#### Jobs:
(1) Which audio formats does the UGC-Manual page list for the `input_audio` input?
(2) Please write the next part of the UGC-Manual page, picking up after its final line.

UGC Manual

Other

Generate lip-sync video from image + user's own audio recording. ✅ USE WHEN: - User provides their OWN audio file (voice recording) - Want to sync image to specific audio/voice - User recorded the script themselves - Need exact audio timing preserved ❌ DON'T USE WHEN: - User provides text script (not audio) → use veed-ugc - Need AI to generate the voice → use veed-ugc - Don't have audio file yet → use veed-ugc with script INPUT: Image + audio file (user's recording) OUTPUT: MP4 video with lip-sync to provided audio KEY DIFFERENCE: veed-ugc = script → AI voice → video ugc-manual = user audio → video (no voice generation)

Install

openclaw skills install ugc-manual

UGC-Manual

Generate lip-sync videos by combining an image with a custom audio file using ComfyDeploy's UGC-MANUAL workflow.

Overview

UGC-Manual takes:

An image (person/character with visible face)
An audio file (user's voice recording)

And produces a video where the person in the image lip-syncs to the audio.

API Details

Endpoint: https://api.comfydeploy.com/api/run/deployment/queue Deployment ID: 075ce7d3-81a6-4e3e-ab0e-7a25edf601b5

Required Inputs

Input	Description	Formats
`image`	Image with a visible face	JPG, PNG
`input_audio`	Audio file to lip-sync	MP3, WAV, OGG

Usage

uv run ~/.clawdbot/skills/ugc-manual/scripts/generate.py \
  --image "path/to/image.jpg" \
  --audio "path/to/audio.mp3" \
  --output "output-video.mp4"

With URLs:

uv run ~/.clawdbot/skills/ugc-manual/scripts/generate.py \
  --image "https://example.com/image.jpg" \
  --audio "https://example.com/audio.mp3" \
  --output "result.mp4"

#### Extracted material:
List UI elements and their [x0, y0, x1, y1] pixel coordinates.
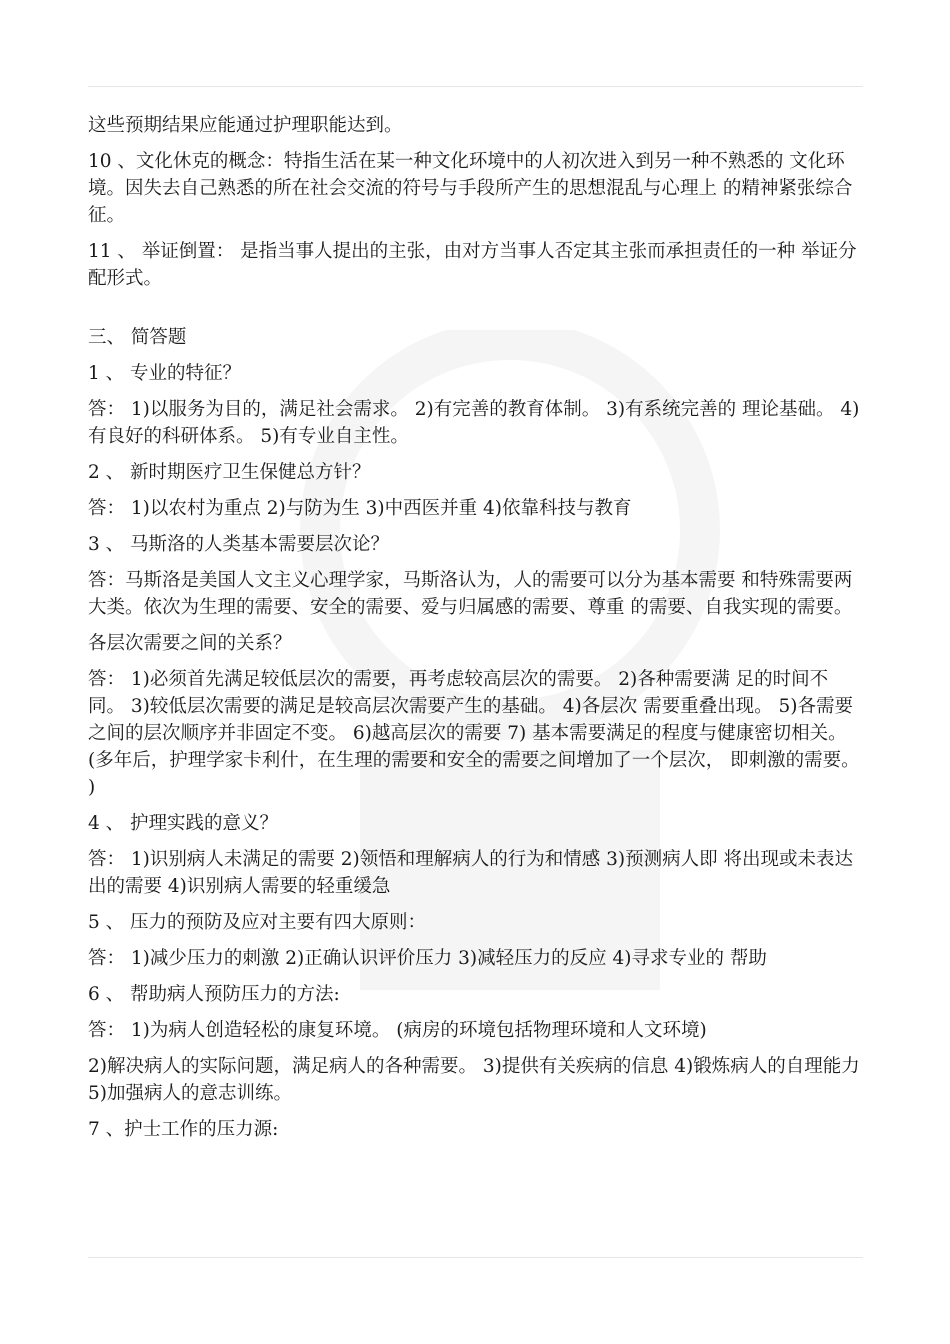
document-body [88, 112, 863, 1152]
answer-5: 答： 1)减少压力的刺激 2)正确认识评价压力 3)减轻压力的反应 4)寻求专业的 帮助 [88, 948, 767, 969]
paragraph-burden-reversal: 11 、 举证倒置： 是指当事人提出的主张，由对方当事人否定其主张而承担责任的一种 举证分配形式。 [88, 241, 857, 289]
question-3-sub: 各层次需要之间的关系？ [88, 633, 292, 654]
question-2: 2 、 新时期医疗卫生保健总方针？ [88, 462, 371, 483]
answer-3-sub: 答： 1)必须首先满足较低层次的需要，再考虑较高层次的需要。 2)各种需要满 足的时间不同。 3)较低层次需要的满足是较高层次需要产生的基础。 4)各层次 需要重叠出现。 5)各需要之间的层次顺序并非固定不变。 6)越高层次的需要 7) 基本需要满足的程度与健康密切相关。(多年后，护理学家卡利什，在生理的需要和安全的需要之间增加了一个层次， 即刺激的需要。 ) [88, 669, 860, 798]
paragraph-expected-results: 这些预期结果应能通过护理职能达到。 [88, 115, 403, 136]
question-3: 3 、 马斯洛的人类基本需要层次论？ [88, 534, 390, 555]
answer-1: 答： 1)以服务为目的，满足社会需求。 2)有完善的教育体制。 3)有系统完善的 理论基础。 4)有良好的科研体系。 5)有专业自主性。 [88, 399, 860, 447]
section-heading-short-answer: 三、 简答题 [88, 327, 187, 348]
answer-4: 答： 1)识别病人未满足的需要 2)领悟和理解病人的行为和情感 3)预测病人即 将出现或未表达出的需要 4)识别病人需要的轻重缓急 [88, 849, 853, 897]
answer-6-part-2: 2)解决病人的实际问题，满足病人的各种需要。 3)提供有关疾病的信息 4)锻炼病人的自理能力 5)加强病人的意志训练。 [88, 1056, 860, 1104]
answer-2: 答： 1)以农村为重点 2)与防为生 3)中西医并重 4)依靠科技与教育 [88, 498, 632, 519]
question-1: 1 、 专业的特征？ [88, 363, 242, 384]
answer-3: 答：马斯洛是美国人文主义心理学家，马斯洛认为，人的需要可以分为基本需要 和特殊需要两大类。依次为生理的需要、安全的需要、爱与归属感的需要、尊重 的需要、自我实现的需要。 [88, 570, 853, 618]
question-5: 5 、 压力的预防及应对主要有四大原则： [88, 912, 427, 933]
question-4: 4 、 护理实践的意义？ [88, 813, 279, 834]
header-divider [88, 86, 863, 87]
question-6: 6 、 帮助病人预防压力的方法: [88, 984, 340, 1005]
paragraph-culture-shock: 10 、文化休克的概念：特指生活在某一种文化环境中的人初次进入到另一种不熟悉的 文化环境。因失去自己熟悉的所在社会交流的符号与手段所产生的思想混乱与心理上 的精神紧张综合征。 [88, 151, 853, 226]
question-7: 7 、护士工作的压力源: [88, 1119, 279, 1140]
footer-divider [88, 1257, 863, 1258]
answer-6-part-1: 答： 1)为病人创造轻松的康复环境。 (病房的环境包括物理环境和人文环境) [88, 1020, 707, 1041]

#### Answer set:
(1) MP3, WAV, and OGG.

(2)
Workflow Integration

Typical Use Cases

Custom voice recordings - User records their own audio via Telegram/WhatsApp
Pre-generated TTS - Audio generated externally (ElevenLabs, etc.)
Music/sound sync - Sync mouth movements to any audio

Example Pipeline

# 1. Convert Telegram voice message to MP3 (if needed)
ffmpeg -i voice.ogg -acodec libmp3lame -q:a 2 voice.mp3

# 2. Generate lip-sync video
uv run ugc-manual... --image face.jpg --audio voice.mp3 --output video.mp4

Difference from VEED-UGC

Feature	UGC-Manual	VEED-UGC
Audio source	User provides	Generated from brief
Script	N/A	Auto-generated
Voice	User's recording	ElevenLabs TTS
Use case	Custom audio	Automated content

Notes

Image should have a clearly visible face (frontal or 3/4 view)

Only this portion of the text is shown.